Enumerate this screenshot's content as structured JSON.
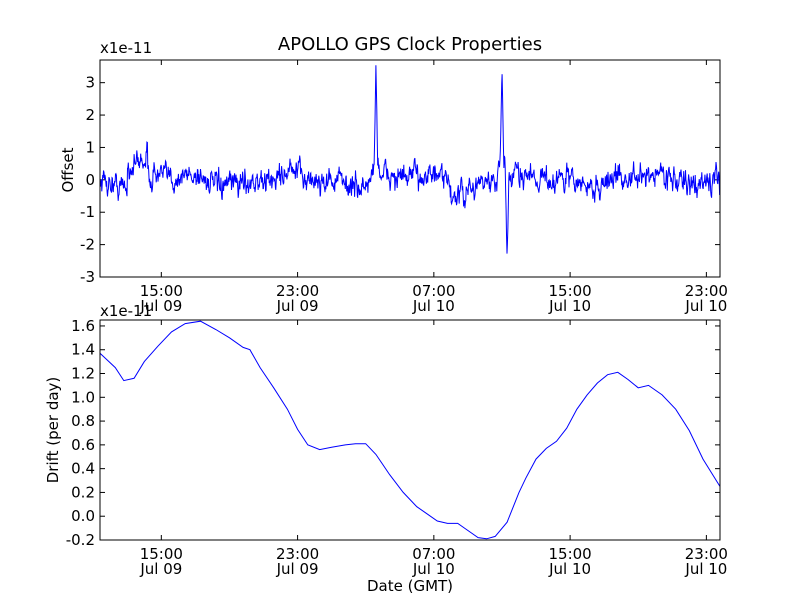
{
  "title": "APOLLO GPS Clock Properties",
  "chart_data": [
    {
      "type": "line",
      "name": "offset",
      "ylabel": "Offset",
      "xlabel": "",
      "scale_label": "x1e-11",
      "ylim": [
        -3,
        3.7
      ],
      "yticks": [
        "-3",
        "-2",
        "-1",
        "0",
        "1",
        "2",
        "3"
      ],
      "ytick_values": [
        -3,
        -2,
        -1,
        0,
        1,
        2,
        3
      ],
      "xlim_hours": [
        11.4,
        47.8
      ],
      "xticks": [
        {
          "h": 15,
          "time": "15:00",
          "date": "Jul 09"
        },
        {
          "h": 23,
          "time": "23:00",
          "date": "Jul 09"
        },
        {
          "h": 31,
          "time": "07:00",
          "date": "Jul 10"
        },
        {
          "h": 39,
          "time": "15:00",
          "date": "Jul 10"
        },
        {
          "h": 47,
          "time": "23:00",
          "date": "Jul 10"
        }
      ],
      "color": "#0000ff",
      "series_note": "noisy offset, mostly within -1 to 1, with spikes near 3.6 around 27.6h and 35.0h and a dip to -2.4 near 35.2h",
      "spikes": [
        {
          "h": 27.6,
          "y": 3.6
        },
        {
          "h": 35.0,
          "y": 3.5
        },
        {
          "h": 35.3,
          "y": -2.4
        }
      ]
    },
    {
      "type": "line",
      "name": "drift",
      "ylabel": "Drift (per day)",
      "xlabel": "Date (GMT)",
      "scale_label": "x1e-11",
      "ylim": [
        -0.2,
        1.65
      ],
      "yticks": [
        "-0.2",
        "0.0",
        "0.2",
        "0.4",
        "0.6",
        "0.8",
        "1.0",
        "1.2",
        "1.4",
        "1.6"
      ],
      "ytick_values": [
        -0.2,
        0.0,
        0.2,
        0.4,
        0.6,
        0.8,
        1.0,
        1.2,
        1.4,
        1.6
      ],
      "xlim_hours": [
        11.4,
        47.8
      ],
      "xticks": [
        {
          "h": 15,
          "time": "15:00",
          "date": "Jul 09"
        },
        {
          "h": 23,
          "time": "23:00",
          "date": "Jul 09"
        },
        {
          "h": 31,
          "time": "07:00",
          "date": "Jul 10"
        },
        {
          "h": 39,
          "time": "15:00",
          "date": "Jul 10"
        },
        {
          "h": 47,
          "time": "23:00",
          "date": "Jul 10"
        }
      ],
      "color": "#0000ff",
      "x": [
        11.4,
        12.3,
        12.8,
        13.4,
        14.0,
        14.8,
        15.6,
        16.4,
        17.3,
        18.2,
        19.0,
        19.8,
        20.2,
        20.8,
        21.6,
        22.4,
        23.0,
        23.6,
        24.3,
        25.0,
        25.8,
        26.4,
        27.0,
        27.6,
        28.4,
        29.2,
        30.0,
        30.6,
        31.2,
        31.8,
        32.4,
        32.8,
        33.2,
        33.6,
        34.1,
        34.6,
        35.3,
        36.0,
        36.4,
        37.0,
        37.6,
        38.2,
        38.8,
        39.4,
        40.0,
        40.6,
        41.2,
        41.8,
        42.4,
        43.0,
        43.6,
        44.4,
        45.2,
        46.0,
        46.8,
        47.8
      ],
      "values": [
        1.37,
        1.25,
        1.14,
        1.16,
        1.3,
        1.43,
        1.55,
        1.62,
        1.64,
        1.57,
        1.5,
        1.42,
        1.4,
        1.25,
        1.08,
        0.9,
        0.73,
        0.6,
        0.56,
        0.58,
        0.6,
        0.61,
        0.61,
        0.52,
        0.35,
        0.2,
        0.08,
        0.02,
        -0.04,
        -0.06,
        -0.06,
        -0.1,
        -0.14,
        -0.18,
        -0.19,
        -0.17,
        -0.05,
        0.2,
        0.32,
        0.48,
        0.57,
        0.63,
        0.74,
        0.9,
        1.02,
        1.12,
        1.19,
        1.21,
        1.15,
        1.08,
        1.1,
        1.02,
        0.9,
        0.72,
        0.48,
        0.25
      ]
    }
  ]
}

■ ■ ■ ■ ■

The entries above are to be returned exactly, without their pictures.

» **Response for this exercise**:
Enumerate this screenshot's content as structured JSON.
{
  "title": "APOLLO GPS Clock Properties",
  "chart_data": [
    {
      "type": "line",
      "name": "offset",
      "ylabel": "Offset",
      "xlabel": "",
      "scale_label": "x1e-11",
      "ylim": [
        -3,
        3.7
      ],
      "yticks": [
        "-3",
        "-2",
        "-1",
        "0",
        "1",
        "2",
        "3"
      ],
      "ytick_values": [
        -3,
        -2,
        -1,
        0,
        1,
        2,
        3
      ],
      "xlim_hours": [
        11.4,
        47.8
      ],
      "xticks": [
        {
          "h": 15,
          "time": "15:00",
          "date": "Jul 09"
        },
        {
          "h": 23,
          "time": "23:00",
          "date": "Jul 09"
        },
        {
          "h": 31,
          "time": "07:00",
          "date": "Jul 10"
        },
        {
          "h": 39,
          "time": "15:00",
          "date": "Jul 10"
        },
        {
          "h": 47,
          "time": "23:00",
          "date": "Jul 10"
        }
      ],
      "color": "#0000ff",
      "series_note": "noisy offset, mostly within -1 to 1, with spikes near 3.6 around 27.6h and 35.0h and a dip to -2.4 near 35.2h",
      "spikes": [
        {
          "h": 27.6,
          "y": 3.6
        },
        {
          "h": 35.0,
          "y": 3.5
        },
        {
          "h": 35.3,
          "y": -2.4
        }
      ]
    },
    {
      "type": "line",
      "name": "drift",
      "ylabel": "Drift (per day)",
      "xlabel": "Date (GMT)",
      "scale_label": "x1e-11",
      "ylim": [
        -0.2,
        1.65
      ],
      "yticks": [
        "-0.2",
        "0.0",
        "0.2",
        "0.4",
        "0.6",
        "0.8",
        "1.0",
        "1.2",
        "1.4",
        "1.6"
      ],
      "ytick_values": [
        -0.2,
        0.0,
        0.2,
        0.4,
        0.6,
        0.8,
        1.0,
        1.2,
        1.4,
        1.6
      ],
      "xlim_hours": [
        11.4,
        47.8
      ],
      "xticks": [
        {
          "h": 15,
          "time": "15:00",
          "date": "Jul 09"
        },
        {
          "h": 23,
          "time": "23:00",
          "date": "Jul 09"
        },
        {
          "h": 31,
          "time": "07:00",
          "date": "Jul 10"
        },
        {
          "h": 39,
          "time": "15:00",
          "date": "Jul 10"
        },
        {
          "h": 47,
          "time": "23:00",
          "date": "Jul 10"
        }
      ],
      "color": "#0000ff",
      "x": [
        11.4,
        12.3,
        12.8,
        13.4,
        14.0,
        14.8,
        15.6,
        16.4,
        17.3,
        18.2,
        19.0,
        19.8,
        20.2,
        20.8,
        21.6,
        22.4,
        23.0,
        23.6,
        24.3,
        25.0,
        25.8,
        26.4,
        27.0,
        27.6,
        28.4,
        29.2,
        30.0,
        30.6,
        31.2,
        31.8,
        32.4,
        32.8,
        33.2,
        33.6,
        34.1,
        34.6,
        35.3,
        36.0,
        36.4,
        37.0,
        37.6,
        38.2,
        38.8,
        39.4,
        40.0,
        40.6,
        41.2,
        41.8,
        42.4,
        43.0,
        43.6,
        44.4,
        45.2,
        46.0,
        46.8,
        47.8
      ],
      "values": [
        1.37,
        1.25,
        1.14,
        1.16,
        1.3,
        1.43,
        1.55,
        1.62,
        1.64,
        1.57,
        1.5,
        1.42,
        1.4,
        1.25,
        1.08,
        0.9,
        0.73,
        0.6,
        0.56,
        0.58,
        0.6,
        0.61,
        0.61,
        0.52,
        0.35,
        0.2,
        0.08,
        0.02,
        -0.04,
        -0.06,
        -0.06,
        -0.1,
        -0.14,
        -0.18,
        -0.19,
        -0.17,
        -0.05,
        0.2,
        0.32,
        0.48,
        0.57,
        0.63,
        0.74,
        0.9,
        1.02,
        1.12,
        1.19,
        1.21,
        1.15,
        1.08,
        1.1,
        1.02,
        0.9,
        0.72,
        0.48,
        0.25
      ]
    }
  ]
}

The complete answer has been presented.